[Recorded data]
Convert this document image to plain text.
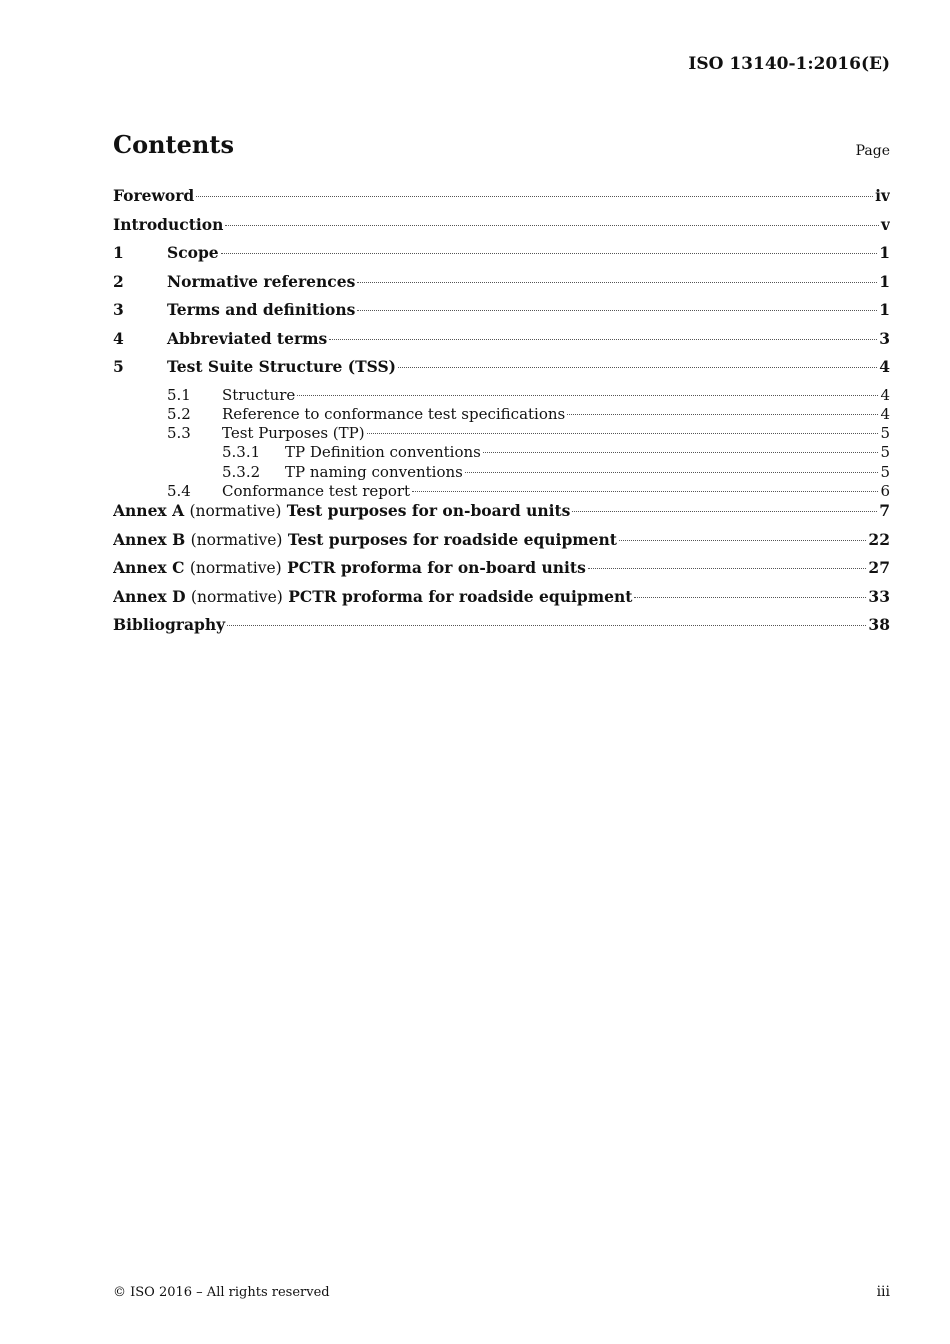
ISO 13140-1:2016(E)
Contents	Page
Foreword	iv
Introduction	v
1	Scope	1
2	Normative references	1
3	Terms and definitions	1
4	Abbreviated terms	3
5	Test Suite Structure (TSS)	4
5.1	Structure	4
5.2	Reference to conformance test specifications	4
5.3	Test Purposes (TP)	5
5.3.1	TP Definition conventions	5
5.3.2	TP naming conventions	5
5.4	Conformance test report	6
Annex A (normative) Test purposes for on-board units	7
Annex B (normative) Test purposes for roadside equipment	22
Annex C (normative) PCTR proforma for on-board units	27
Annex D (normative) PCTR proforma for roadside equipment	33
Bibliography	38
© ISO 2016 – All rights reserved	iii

• **REQUIREMENT**: Copy out every line in the listing where the word "board" appears.

• **RESPONSE FOR THIS EXERCISE**:
Annex A (normative) Test purposes for on-board units	7
Annex C (normative) PCTR proforma for on-board units	27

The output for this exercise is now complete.